— Start MATERIAL SUPPLIED —

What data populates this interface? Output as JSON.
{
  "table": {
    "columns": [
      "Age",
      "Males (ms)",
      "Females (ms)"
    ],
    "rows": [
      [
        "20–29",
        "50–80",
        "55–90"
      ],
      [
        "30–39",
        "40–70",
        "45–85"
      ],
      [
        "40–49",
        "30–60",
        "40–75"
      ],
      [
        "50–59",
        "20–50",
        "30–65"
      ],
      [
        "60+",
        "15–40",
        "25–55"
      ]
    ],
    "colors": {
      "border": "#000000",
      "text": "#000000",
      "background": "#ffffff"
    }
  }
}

— End MATERIAL SUPPLIED —

**AIM OF THE EXERCISE:** Give the complete listing a second time, exactly as it reads.

**COMPLETE ANSWER:**
What data populates this interface? Output as JSON.
{
  "table": {
    "columns": [
      "Age",
      "Males (ms)",
      "Females (ms)"
    ],
    "rows": [
      [
        "20–29",
        "50–80",
        "55–90"
      ],
      [
        "30–39",
        "40–70",
        "45–85"
      ],
      [
        "40–49",
        "30–60",
        "40–75"
      ],
      [
        "50–59",
        "20–50",
        "30–65"
      ],
      [
        "60+",
        "15–40",
        "25–55"
      ]
    ],
    "colors": {
      "border": "#000000",
      "text": "#000000",
      "background": "#ffffff"
    }
  }
}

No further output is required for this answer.